Set the listing down again in full, word for word, with the pictures left out.

**Provided information**
※ ※ ※

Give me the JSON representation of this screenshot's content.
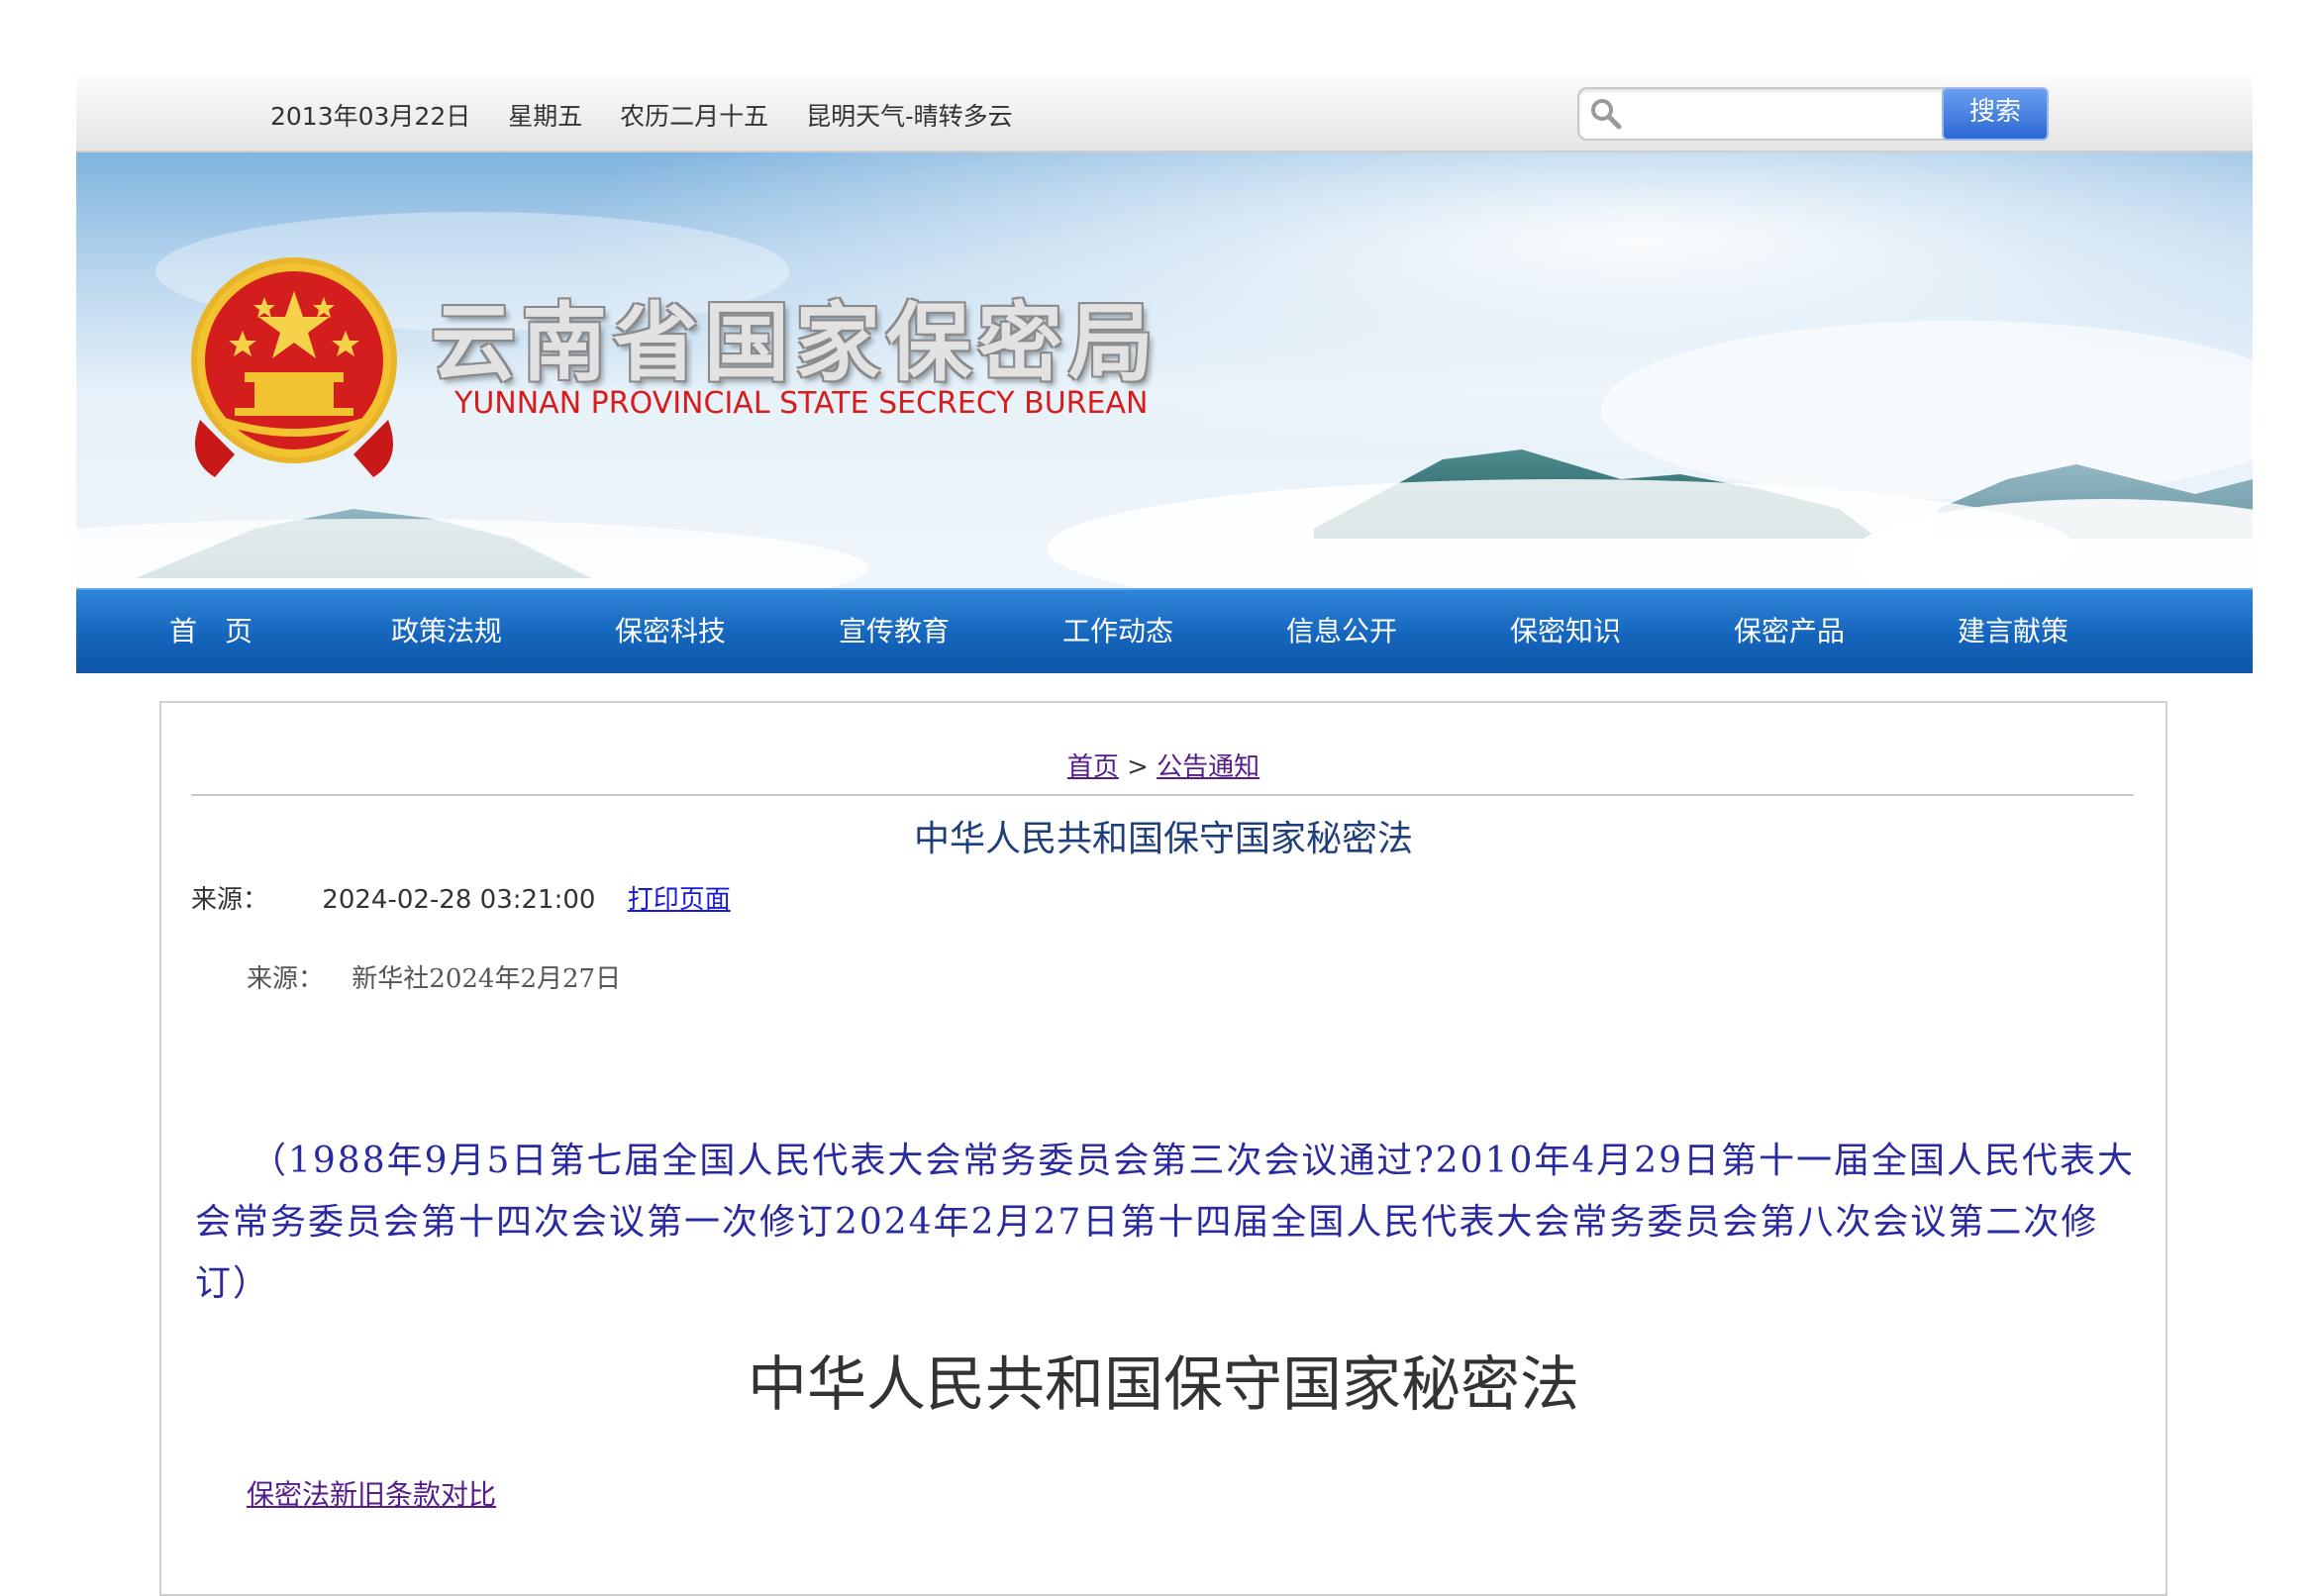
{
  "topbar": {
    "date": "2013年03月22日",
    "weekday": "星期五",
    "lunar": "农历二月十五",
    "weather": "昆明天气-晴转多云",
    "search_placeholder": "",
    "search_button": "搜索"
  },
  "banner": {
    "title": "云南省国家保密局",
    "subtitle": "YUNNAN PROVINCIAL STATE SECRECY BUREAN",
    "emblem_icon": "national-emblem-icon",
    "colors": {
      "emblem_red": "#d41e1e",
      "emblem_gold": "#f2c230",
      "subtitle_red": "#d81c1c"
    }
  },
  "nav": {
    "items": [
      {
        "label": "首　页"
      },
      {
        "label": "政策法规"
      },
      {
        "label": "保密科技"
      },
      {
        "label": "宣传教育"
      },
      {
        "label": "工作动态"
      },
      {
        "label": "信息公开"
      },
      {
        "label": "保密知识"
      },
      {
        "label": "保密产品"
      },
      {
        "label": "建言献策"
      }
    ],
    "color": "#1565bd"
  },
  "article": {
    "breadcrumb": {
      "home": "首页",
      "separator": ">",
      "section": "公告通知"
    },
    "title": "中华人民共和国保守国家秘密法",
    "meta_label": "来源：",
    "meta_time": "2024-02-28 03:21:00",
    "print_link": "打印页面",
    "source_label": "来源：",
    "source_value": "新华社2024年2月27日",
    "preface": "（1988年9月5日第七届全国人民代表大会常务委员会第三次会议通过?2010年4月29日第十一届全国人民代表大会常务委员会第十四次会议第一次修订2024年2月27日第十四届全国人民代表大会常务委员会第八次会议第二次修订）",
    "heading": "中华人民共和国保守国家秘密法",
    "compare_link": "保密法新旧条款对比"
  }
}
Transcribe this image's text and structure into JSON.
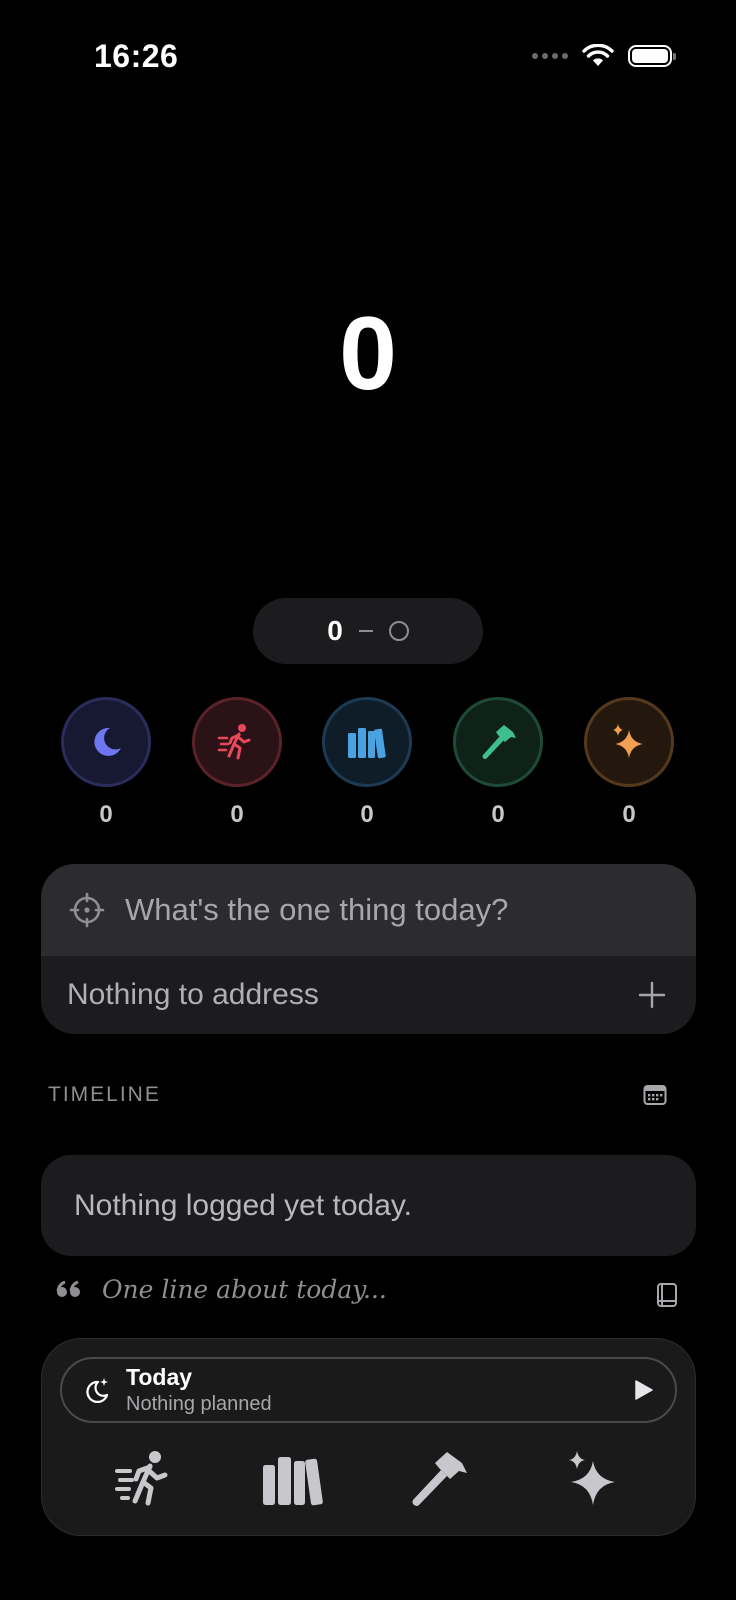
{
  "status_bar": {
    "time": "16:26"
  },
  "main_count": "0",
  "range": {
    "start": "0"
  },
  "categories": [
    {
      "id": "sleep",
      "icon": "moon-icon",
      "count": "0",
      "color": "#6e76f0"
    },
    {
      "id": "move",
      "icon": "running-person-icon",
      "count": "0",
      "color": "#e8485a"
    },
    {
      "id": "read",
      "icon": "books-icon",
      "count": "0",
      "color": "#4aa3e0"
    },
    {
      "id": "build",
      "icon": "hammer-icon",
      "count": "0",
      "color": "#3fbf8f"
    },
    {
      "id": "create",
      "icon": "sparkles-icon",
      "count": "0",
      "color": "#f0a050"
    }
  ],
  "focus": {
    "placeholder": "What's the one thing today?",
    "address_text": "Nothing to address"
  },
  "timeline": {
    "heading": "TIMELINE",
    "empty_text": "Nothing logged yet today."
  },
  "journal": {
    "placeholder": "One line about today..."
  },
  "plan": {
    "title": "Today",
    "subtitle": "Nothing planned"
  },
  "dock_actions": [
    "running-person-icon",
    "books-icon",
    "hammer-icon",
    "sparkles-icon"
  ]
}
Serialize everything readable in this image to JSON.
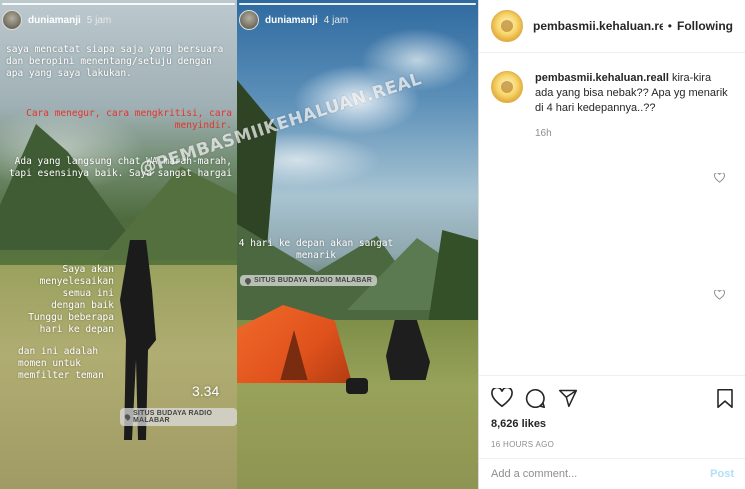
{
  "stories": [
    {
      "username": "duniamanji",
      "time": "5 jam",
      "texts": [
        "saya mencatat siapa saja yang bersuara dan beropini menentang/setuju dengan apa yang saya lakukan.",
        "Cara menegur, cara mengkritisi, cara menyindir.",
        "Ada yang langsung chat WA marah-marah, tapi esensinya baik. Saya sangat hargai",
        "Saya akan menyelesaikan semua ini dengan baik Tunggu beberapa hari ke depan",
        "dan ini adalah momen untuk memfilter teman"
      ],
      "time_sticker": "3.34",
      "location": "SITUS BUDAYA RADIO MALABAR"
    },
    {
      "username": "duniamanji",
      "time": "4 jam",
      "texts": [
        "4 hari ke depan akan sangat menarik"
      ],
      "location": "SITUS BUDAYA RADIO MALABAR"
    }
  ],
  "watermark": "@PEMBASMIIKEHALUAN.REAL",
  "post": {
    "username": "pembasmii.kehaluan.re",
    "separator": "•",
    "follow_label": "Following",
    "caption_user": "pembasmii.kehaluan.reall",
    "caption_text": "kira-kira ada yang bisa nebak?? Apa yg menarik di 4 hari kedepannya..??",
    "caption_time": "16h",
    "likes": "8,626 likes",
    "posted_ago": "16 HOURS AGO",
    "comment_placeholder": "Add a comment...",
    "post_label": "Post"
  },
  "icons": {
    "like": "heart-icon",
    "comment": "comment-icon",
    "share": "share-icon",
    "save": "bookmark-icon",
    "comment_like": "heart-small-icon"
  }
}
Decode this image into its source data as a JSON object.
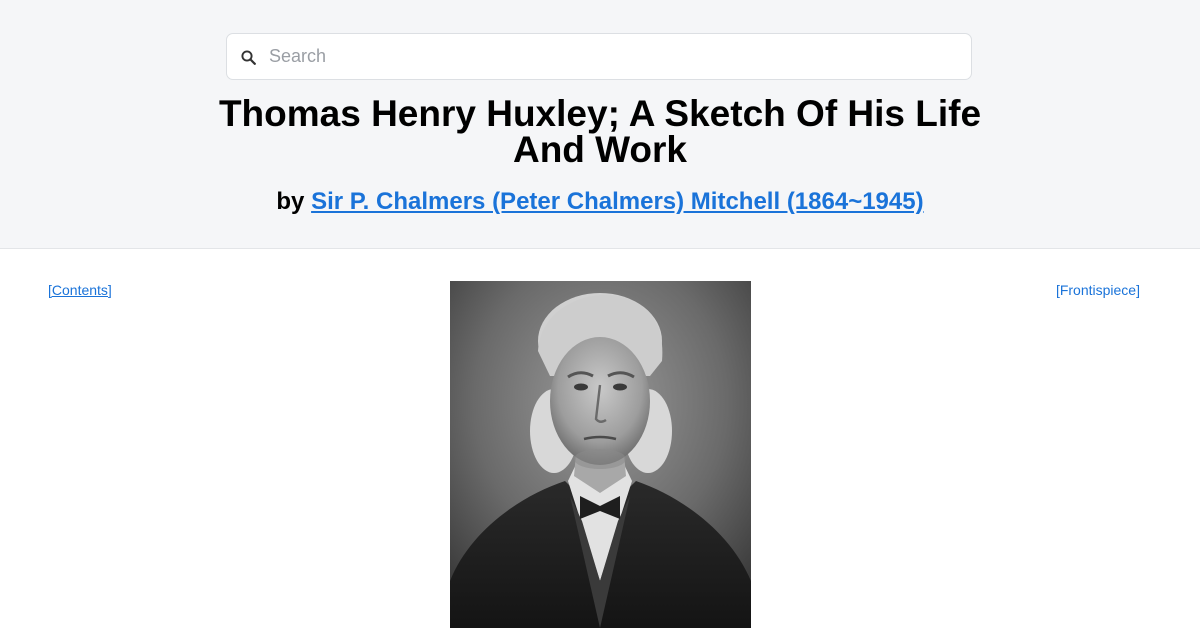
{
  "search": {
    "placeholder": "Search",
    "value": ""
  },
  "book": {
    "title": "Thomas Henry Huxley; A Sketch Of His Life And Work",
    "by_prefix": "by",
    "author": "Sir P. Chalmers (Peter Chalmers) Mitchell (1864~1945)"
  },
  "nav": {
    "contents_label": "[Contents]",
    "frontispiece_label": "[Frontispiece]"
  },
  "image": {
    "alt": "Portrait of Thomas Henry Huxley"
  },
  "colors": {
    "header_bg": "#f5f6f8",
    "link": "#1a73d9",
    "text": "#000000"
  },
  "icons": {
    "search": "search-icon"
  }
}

※ ※ ※

**The response**
Give me the JSON representation of this screenshot's content.
{
  "topbar": {
    "date": "2013年03月22日",
    "weekday": "星期五",
    "lunar": "农历二月十五",
    "weather": "昆明天气-晴转多云",
    "search_placeholder": "",
    "search_button": "搜索"
  },
  "banner": {
    "title": "云南省国家保密局",
    "subtitle": "YUNNAN PROVINCIAL STATE SECRECY BUREAN",
    "emblem_icon": "national-emblem-icon",
    "colors": {
      "emblem_red": "#d41e1e",
      "emblem_gold": "#f2c230",
      "subtitle_red": "#d81c1c"
    }
  },
  "nav": {
    "items": [
      {
        "label": "首　页"
      },
      {
        "label": "政策法规"
      },
      {
        "label": "保密科技"
      },
      {
        "label": "宣传教育"
      },
      {
        "label": "工作动态"
      },
      {
        "label": "信息公开"
      },
      {
        "label": "保密知识"
      },
      {
        "label": "保密产品"
      },
      {
        "label": "建言献策"
      }
    ],
    "color": "#1565bd"
  },
  "article": {
    "breadcrumb": {
      "home": "首页",
      "separator": ">",
      "section": "公告通知"
    },
    "title": "中华人民共和国保守国家秘密法",
    "meta_label": "来源：",
    "meta_time": "2024-02-28 03:21:00",
    "print_link": "打印页面",
    "source_label": "来源：",
    "source_value": "新华社2024年2月27日",
    "preface": "（1988年9月5日第七届全国人民代表大会常务委员会第三次会议通过?2010年4月29日第十一届全国人民代表大会常务委员会第十四次会议第一次修订2024年2月27日第十四届全国人民代表大会常务委员会第八次会议第二次修订）",
    "heading": "中华人民共和国保守国家秘密法",
    "compare_link": "保密法新旧条款对比"
  }
}
Transcribe this image's text and structure into JSON.
{
  "status_bar": {
    "time": "16:26"
  },
  "main_count": "0",
  "range": {
    "start": "0"
  },
  "categories": [
    {
      "id": "sleep",
      "icon": "moon-icon",
      "count": "0",
      "color": "#6e76f0"
    },
    {
      "id": "move",
      "icon": "running-person-icon",
      "count": "0",
      "color": "#e8485a"
    },
    {
      "id": "read",
      "icon": "books-icon",
      "count": "0",
      "color": "#4aa3e0"
    },
    {
      "id": "build",
      "icon": "hammer-icon",
      "count": "0",
      "color": "#3fbf8f"
    },
    {
      "id": "create",
      "icon": "sparkles-icon",
      "count": "0",
      "color": "#f0a050"
    }
  ],
  "focus": {
    "placeholder": "What's the one thing today?",
    "address_text": "Nothing to address"
  },
  "timeline": {
    "heading": "TIMELINE",
    "empty_text": "Nothing logged yet today."
  },
  "journal": {
    "placeholder": "One line about today..."
  },
  "plan": {
    "title": "Today",
    "subtitle": "Nothing planned"
  },
  "dock_actions": [
    "running-person-icon",
    "books-icon",
    "hammer-icon",
    "sparkles-icon"
  ]
}
Serialize everything readable in this image to JSON.
{
  "stories": [
    {
      "username": "duniamanji",
      "time": "5 jam",
      "texts": [
        "saya mencatat siapa saja yang bersuara dan beropini menentang/setuju dengan apa yang saya lakukan.",
        "Cara menegur, cara mengkritisi, cara menyindir.",
        "Ada yang langsung chat WA marah-marah, tapi esensinya baik. Saya sangat hargai",
        "Saya akan menyelesaikan semua ini dengan baik Tunggu beberapa hari ke depan",
        "dan ini adalah momen untuk memfilter teman"
      ],
      "time_sticker": "3.34",
      "location": "SITUS BUDAYA RADIO MALABAR"
    },
    {
      "username": "duniamanji",
      "time": "4 jam",
      "texts": [
        "4 hari ke depan akan sangat menarik"
      ],
      "location": "SITUS BUDAYA RADIO MALABAR"
    }
  ],
  "watermark": "@PEMBASMIIKEHALUAN.REAL",
  "post": {
    "username": "pembasmii.kehaluan.re",
    "separator": "•",
    "follow_label": "Following",
    "caption_user": "pembasmii.kehaluan.reall",
    "caption_text": "kira-kira ada yang bisa nebak?? Apa yg menarik di 4 hari kedepannya..??",
    "caption_time": "16h",
    "likes": "8,626 likes",
    "posted_ago": "16 HOURS AGO",
    "comment_placeholder": "Add a comment...",
    "post_label": "Post"
  },
  "icons": {
    "like": "heart-icon",
    "comment": "comment-icon",
    "share": "share-icon",
    "save": "bookmark-icon",
    "comment_like": "heart-small-icon"
  }
}
Decode this image into its source data as a JSON object.
{
  "search": {
    "placeholder": "Search",
    "value": ""
  },
  "book": {
    "title": "Thomas Henry Huxley; A Sketch Of His Life And Work",
    "by_prefix": "by",
    "author": "Sir P. Chalmers (Peter Chalmers) Mitchell (1864~1945)"
  },
  "nav": {
    "contents_label": "[Contents]",
    "frontispiece_label": "[Frontispiece]"
  },
  "image": {
    "alt": "Portrait of Thomas Henry Huxley"
  },
  "colors": {
    "header_bg": "#f5f6f8",
    "link": "#1a73d9",
    "text": "#000000"
  },
  "icons": {
    "search": "search-icon"
  }
}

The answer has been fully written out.